Omit the pictures from the entries below and retype everything else exactly.

··········

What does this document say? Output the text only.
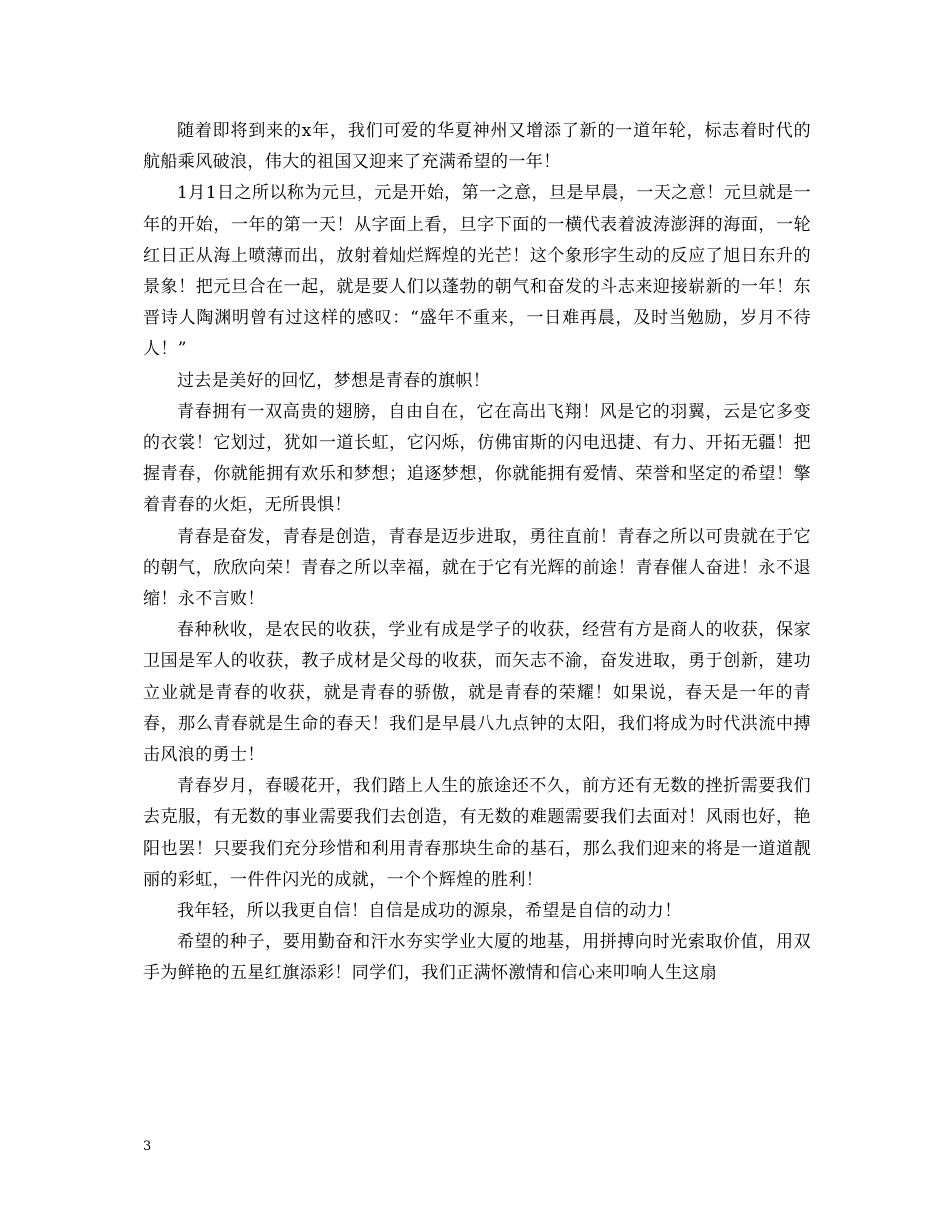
随着即将到来的x年，我们可爱的华夏神州又增添了新的一道年轮，标志着时代的航船乘风破浪，伟大的祖国又迎来了充满希望的一年！

1月1日之所以称为元旦，元是开始，第一之意，旦是早晨，一天之意！元旦就是一年的开始，一年的第一天！从字面上看，旦字下面的一横代表着波涛澎湃的海面，一轮红日正从海上喷薄而出，放射着灿烂辉煌的光芒！这个象形字生动的反应了旭日东升的景象！把元旦合在一起，就是要人们以蓬勃的朝气和奋发的斗志来迎接崭新的一年！东晋诗人陶渊明曾有过这样的感叹：“盛年不重来，一日难再晨，及时当勉励，岁月不待人！”

过去是美好的回忆，梦想是青春的旗帜！

青春拥有一双高贵的翅膀，自由自在，它在高出飞翔！风是它的羽翼，云是它多变的衣裳！它划过，犹如一道长虹，它闪烁，仿佛宙斯的闪电迅捷、有力、开拓无疆！把握青春，你就能拥有欢乐和梦想；追逐梦想，你就能拥有爱情、荣誉和坚定的希望！擎着青春的火炬，无所畏惧！

青春是奋发，青春是创造，青春是迈步进取，勇往直前！青春之所以可贵就在于它的朝气，欣欣向荣！青春之所以幸福，就在于它有光辉的前途！青春催人奋进！永不退缩！永不言败！

春种秋收，是农民的收获，学业有成是学子的收获，经营有方是商人的收获，保家卫国是军人的收获，教子成材是父母的收获，而矢志不渝，奋发进取，勇于创新，建功立业就是青春的收获，就是青春的骄傲，就是青春的荣耀！如果说，春天是一年的青春，那么青春就是生命的春天！我们是早晨八九点钟的太阳，我们将成为时代洪流中搏击风浪的勇士！

青春岁月，春暖花开，我们踏上人生的旅途还不久，前方还有无数的挫折需要我们去克服，有无数的事业需要我们去创造，有无数的难题需要我们去面对！风雨也好，艳阳也罢！只要我们充分珍惜和利用青春那块生命的基石，那么我们迎来的将是一道道靓丽的彩虹，一件件闪光的成就，一个个辉煌的胜利！

我年轻，所以我更自信！自信是成功的源泉，希望是自信的动力！

希望的种子，要用勤奋和汗水夯实学业大厦的地基，用拼搏向时光索取价值，用双手为鲜艳的五星红旗添彩！同学们，我们正满怀激情和信心来叩响人生这扇

3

··········

• Reply:
What does this document say? Output the text only.
随着即将到来的x年，我们可爱的华夏神州又增添了新的一道年轮，标志着时代的航船乘风破浪，伟大的祖国又迎来了充满希望的一年！

1月1日之所以称为元旦，元是开始，第一之意，旦是早晨，一天之意！元旦就是一年的开始，一年的第一天！从字面上看，旦字下面的一横代表着波涛澎湃的海面，一轮红日正从海上喷薄而出，放射着灿烂辉煌的光芒！这个象形字生动的反应了旭日东升的景象！把元旦合在一起，就是要人们以蓬勃的朝气和奋发的斗志来迎接崭新的一年！东晋诗人陶渊明曾有过这样的感叹：“盛年不重来，一日难再晨，及时当勉励，岁月不待人！”

过去是美好的回忆，梦想是青春的旗帜！

青春拥有一双高贵的翅膀，自由自在，它在高出飞翔！风是它的羽翼，云是它多变的衣裳！它划过，犹如一道长虹，它闪烁，仿佛宙斯的闪电迅捷、有力、开拓无疆！把握青春，你就能拥有欢乐和梦想；追逐梦想，你就能拥有爱情、荣誉和坚定的希望！擎着青春的火炬，无所畏惧！

青春是奋发，青春是创造，青春是迈步进取，勇往直前！青春之所以可贵就在于它的朝气，欣欣向荣！青春之所以幸福，就在于它有光辉的前途！青春催人奋进！永不退缩！永不言败！

春种秋收，是农民的收获，学业有成是学子的收获，经营有方是商人的收获，保家卫国是军人的收获，教子成材是父母的收获，而矢志不渝，奋发进取，勇于创新，建功立业就是青春的收获，就是青春的骄傲，就是青春的荣耀！如果说，春天是一年的青春，那么青春就是生命的春天！我们是早晨八九点钟的太阳，我们将成为时代洪流中搏击风浪的勇士！

青春岁月，春暖花开，我们踏上人生的旅途还不久，前方还有无数的挫折需要我们去克服，有无数的事业需要我们去创造，有无数的难题需要我们去面对！风雨也好，艳阳也罢！只要我们充分珍惜和利用青春那块生命的基石，那么我们迎来的将是一道道靓丽的彩虹，一件件闪光的成就，一个个辉煌的胜利！

我年轻，所以我更自信！自信是成功的源泉，希望是自信的动力！

希望的种子，要用勤奋和汗水夯实学业大厦的地基，用拼搏向时光索取价值，用双手为鲜艳的五星红旗添彩！同学们，我们正满怀激情和信心来叩响人生这扇

3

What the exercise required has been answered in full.